-- WHAT YOU NEED TO DO --
Look through the data below. Collect every line where the word "soil" occurs.

-- EXCERPTED DATA --

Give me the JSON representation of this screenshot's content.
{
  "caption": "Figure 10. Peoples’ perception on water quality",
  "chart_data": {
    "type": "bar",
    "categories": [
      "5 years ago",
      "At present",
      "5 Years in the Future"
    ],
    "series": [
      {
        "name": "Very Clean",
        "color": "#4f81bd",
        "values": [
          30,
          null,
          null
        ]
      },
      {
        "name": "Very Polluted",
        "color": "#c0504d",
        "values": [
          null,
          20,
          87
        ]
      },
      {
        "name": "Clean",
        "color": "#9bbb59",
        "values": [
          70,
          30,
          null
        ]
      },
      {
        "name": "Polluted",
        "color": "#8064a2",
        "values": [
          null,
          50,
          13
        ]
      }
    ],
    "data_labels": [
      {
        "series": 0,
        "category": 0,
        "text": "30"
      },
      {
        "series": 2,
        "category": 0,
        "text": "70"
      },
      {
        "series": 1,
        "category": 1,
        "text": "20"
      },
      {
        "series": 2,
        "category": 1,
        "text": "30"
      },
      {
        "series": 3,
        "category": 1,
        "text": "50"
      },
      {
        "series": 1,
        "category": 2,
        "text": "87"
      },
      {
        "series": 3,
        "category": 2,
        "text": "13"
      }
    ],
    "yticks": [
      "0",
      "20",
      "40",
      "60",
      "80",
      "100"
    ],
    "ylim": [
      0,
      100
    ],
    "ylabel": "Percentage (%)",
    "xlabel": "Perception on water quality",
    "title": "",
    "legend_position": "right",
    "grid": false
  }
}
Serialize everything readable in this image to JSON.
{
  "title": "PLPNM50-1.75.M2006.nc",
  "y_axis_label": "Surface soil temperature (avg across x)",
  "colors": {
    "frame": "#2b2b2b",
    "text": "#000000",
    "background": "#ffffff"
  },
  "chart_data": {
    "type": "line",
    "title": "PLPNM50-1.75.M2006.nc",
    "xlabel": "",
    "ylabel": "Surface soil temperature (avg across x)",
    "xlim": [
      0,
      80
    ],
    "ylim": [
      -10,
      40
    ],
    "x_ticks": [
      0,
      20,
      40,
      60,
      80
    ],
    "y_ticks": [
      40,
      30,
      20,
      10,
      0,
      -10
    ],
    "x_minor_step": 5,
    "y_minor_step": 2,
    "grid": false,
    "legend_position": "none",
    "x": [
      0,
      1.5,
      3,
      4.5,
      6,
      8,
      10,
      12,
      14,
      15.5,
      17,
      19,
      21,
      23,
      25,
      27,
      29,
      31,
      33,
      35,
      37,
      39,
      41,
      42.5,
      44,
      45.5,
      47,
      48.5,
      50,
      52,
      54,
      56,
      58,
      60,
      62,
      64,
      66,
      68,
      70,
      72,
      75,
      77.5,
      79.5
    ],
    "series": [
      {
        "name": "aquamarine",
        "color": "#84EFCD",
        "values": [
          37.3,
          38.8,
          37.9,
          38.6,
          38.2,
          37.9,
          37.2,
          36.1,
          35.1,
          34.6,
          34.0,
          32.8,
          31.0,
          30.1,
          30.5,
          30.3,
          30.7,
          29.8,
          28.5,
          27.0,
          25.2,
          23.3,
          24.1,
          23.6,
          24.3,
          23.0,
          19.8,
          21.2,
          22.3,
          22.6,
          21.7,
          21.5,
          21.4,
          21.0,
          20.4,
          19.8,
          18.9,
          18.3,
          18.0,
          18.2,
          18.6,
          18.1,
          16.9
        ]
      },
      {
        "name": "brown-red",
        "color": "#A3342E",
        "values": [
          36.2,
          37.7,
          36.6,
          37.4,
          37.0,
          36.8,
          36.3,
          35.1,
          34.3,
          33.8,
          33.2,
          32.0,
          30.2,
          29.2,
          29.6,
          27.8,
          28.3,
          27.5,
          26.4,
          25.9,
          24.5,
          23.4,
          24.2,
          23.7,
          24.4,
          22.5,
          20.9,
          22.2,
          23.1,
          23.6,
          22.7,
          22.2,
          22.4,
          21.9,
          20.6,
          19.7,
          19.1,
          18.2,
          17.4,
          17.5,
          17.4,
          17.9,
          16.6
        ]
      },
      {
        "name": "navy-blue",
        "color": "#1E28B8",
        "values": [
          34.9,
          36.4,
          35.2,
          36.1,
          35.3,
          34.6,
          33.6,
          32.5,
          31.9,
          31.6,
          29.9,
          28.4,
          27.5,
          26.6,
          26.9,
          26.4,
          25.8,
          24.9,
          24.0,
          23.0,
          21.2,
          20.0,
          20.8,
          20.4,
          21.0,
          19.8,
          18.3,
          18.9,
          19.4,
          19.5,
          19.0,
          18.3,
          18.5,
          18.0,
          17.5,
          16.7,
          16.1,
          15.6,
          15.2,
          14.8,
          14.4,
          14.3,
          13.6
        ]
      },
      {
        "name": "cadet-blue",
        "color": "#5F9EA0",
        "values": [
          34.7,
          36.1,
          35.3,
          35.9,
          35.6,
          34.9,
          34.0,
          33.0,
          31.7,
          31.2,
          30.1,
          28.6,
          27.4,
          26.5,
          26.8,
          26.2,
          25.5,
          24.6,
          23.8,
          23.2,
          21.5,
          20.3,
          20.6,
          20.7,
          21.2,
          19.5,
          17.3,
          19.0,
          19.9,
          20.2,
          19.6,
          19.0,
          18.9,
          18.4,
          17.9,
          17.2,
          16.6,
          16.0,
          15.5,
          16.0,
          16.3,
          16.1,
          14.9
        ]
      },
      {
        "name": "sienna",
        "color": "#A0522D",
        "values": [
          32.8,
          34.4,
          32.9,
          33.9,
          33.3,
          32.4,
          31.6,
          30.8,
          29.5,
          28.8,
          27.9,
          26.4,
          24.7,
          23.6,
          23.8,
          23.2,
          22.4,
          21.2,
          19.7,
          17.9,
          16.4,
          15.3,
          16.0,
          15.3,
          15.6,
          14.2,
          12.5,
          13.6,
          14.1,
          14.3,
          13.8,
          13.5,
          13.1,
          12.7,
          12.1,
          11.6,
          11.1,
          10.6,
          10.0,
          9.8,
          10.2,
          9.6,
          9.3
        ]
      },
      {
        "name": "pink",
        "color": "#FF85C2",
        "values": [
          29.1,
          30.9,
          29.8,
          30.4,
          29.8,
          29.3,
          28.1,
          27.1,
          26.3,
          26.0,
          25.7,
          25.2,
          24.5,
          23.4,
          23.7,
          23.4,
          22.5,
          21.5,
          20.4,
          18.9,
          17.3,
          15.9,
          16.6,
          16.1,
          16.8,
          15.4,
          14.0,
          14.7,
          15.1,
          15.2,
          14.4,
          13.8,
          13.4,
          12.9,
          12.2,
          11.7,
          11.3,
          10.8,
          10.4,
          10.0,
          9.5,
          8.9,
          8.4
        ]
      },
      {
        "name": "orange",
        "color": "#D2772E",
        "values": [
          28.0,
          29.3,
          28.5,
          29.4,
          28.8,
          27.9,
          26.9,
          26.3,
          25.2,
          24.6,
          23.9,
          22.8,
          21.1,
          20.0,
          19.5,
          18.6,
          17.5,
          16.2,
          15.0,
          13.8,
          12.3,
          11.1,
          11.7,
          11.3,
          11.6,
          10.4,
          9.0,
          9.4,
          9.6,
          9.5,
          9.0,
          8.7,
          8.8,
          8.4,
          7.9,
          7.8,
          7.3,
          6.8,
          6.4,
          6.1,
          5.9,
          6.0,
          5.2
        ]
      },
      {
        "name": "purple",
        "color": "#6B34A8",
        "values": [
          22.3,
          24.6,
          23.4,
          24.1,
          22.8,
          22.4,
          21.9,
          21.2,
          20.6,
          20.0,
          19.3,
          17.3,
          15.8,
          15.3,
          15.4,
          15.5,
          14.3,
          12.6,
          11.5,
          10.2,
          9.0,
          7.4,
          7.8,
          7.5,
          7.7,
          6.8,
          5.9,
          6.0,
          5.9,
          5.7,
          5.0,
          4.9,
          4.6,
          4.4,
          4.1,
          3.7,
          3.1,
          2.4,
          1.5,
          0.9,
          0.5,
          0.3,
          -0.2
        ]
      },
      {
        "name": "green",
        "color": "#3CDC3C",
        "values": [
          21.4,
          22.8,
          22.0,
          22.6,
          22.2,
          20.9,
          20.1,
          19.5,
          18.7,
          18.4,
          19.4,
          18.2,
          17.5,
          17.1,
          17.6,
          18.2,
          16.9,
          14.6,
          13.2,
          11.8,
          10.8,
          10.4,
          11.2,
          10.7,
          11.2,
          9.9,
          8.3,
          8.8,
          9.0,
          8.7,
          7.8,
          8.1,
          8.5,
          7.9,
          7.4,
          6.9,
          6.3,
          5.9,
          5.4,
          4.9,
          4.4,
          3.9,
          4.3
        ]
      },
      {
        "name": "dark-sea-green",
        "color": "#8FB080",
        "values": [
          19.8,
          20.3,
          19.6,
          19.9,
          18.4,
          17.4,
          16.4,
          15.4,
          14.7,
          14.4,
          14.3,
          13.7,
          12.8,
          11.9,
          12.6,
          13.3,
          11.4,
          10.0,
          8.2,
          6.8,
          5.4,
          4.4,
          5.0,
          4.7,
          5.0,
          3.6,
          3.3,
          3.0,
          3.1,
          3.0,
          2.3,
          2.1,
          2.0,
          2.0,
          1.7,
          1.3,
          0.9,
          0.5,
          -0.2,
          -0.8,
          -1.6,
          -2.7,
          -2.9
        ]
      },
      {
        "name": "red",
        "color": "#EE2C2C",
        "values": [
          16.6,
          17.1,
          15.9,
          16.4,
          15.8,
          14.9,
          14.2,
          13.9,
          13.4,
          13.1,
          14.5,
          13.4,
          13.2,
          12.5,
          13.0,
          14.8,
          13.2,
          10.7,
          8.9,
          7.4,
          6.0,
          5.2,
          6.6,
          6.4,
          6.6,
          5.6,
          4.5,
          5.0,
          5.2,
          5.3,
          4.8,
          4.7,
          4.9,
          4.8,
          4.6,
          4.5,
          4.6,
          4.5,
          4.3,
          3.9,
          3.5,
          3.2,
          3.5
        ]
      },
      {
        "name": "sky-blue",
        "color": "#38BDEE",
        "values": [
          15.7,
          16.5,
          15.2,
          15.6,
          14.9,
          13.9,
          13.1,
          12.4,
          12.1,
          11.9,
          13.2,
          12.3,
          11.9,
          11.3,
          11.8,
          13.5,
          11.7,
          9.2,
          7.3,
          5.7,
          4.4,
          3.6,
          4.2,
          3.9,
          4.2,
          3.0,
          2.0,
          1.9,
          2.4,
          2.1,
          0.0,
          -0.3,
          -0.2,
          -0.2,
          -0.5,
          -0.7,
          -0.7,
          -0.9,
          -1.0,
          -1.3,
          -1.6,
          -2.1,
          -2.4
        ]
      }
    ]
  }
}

-- WRITTEN ANSWER --
  "y_axis_label": "Surface soil temperature (avg across x)",
    "ylabel": "Surface soil temperature (avg across x)",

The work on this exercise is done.